• _GOAL_: Work out how many lines of the listing hold the string "time". Answer with that number alone.

* BEGIN RECORDS TO USE *

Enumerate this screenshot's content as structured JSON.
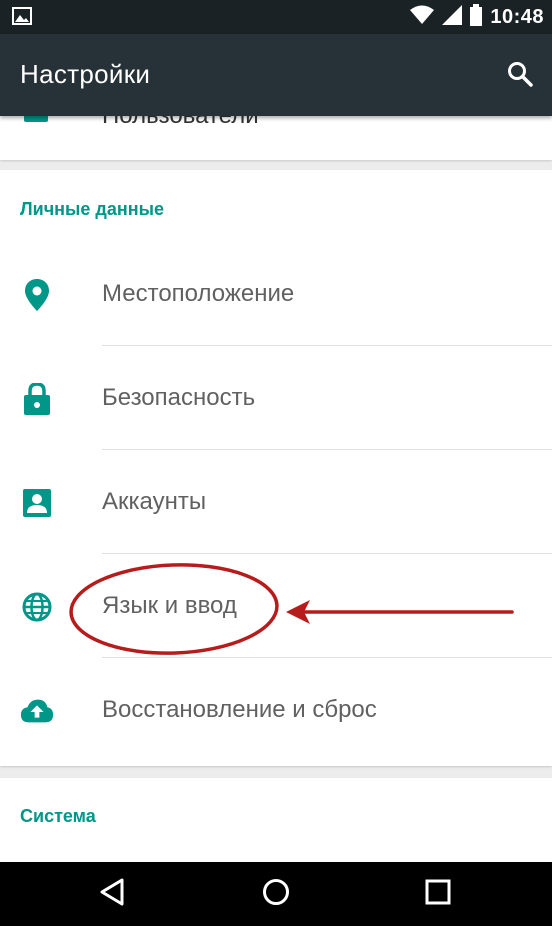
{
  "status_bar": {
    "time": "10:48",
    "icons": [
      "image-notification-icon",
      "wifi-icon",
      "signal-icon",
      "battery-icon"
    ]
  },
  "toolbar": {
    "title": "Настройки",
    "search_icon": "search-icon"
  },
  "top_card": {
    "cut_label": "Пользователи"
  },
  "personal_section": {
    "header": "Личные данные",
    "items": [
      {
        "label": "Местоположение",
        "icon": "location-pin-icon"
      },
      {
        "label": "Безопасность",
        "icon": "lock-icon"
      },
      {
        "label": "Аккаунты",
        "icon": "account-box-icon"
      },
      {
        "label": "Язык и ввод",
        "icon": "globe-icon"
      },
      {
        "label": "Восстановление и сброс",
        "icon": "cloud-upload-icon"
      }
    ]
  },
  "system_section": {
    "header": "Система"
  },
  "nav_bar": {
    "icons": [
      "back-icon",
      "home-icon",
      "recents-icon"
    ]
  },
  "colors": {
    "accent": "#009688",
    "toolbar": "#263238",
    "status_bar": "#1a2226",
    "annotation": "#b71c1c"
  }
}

* END RECORDS TO USE *
* BEGIN RECORDS TO USE *

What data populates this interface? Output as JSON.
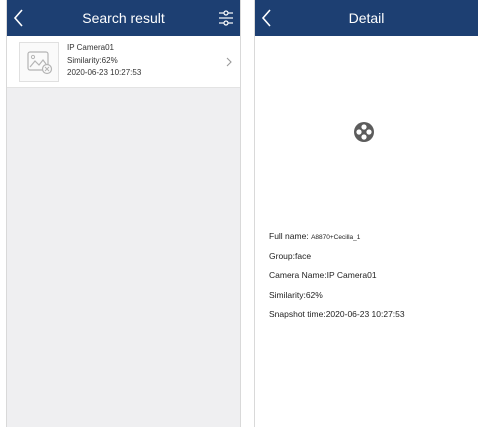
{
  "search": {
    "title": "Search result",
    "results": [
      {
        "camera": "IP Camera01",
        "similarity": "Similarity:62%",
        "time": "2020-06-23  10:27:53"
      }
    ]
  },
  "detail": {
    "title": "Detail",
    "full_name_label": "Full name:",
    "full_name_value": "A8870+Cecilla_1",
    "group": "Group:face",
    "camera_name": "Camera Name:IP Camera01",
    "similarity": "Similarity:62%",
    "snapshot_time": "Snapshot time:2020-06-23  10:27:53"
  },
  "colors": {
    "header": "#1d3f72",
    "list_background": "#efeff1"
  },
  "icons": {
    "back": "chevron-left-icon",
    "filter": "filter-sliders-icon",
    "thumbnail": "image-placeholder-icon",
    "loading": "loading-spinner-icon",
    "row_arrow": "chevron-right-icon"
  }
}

* END RECORDS TO USE *

• _RESPONSE BELOW_: 3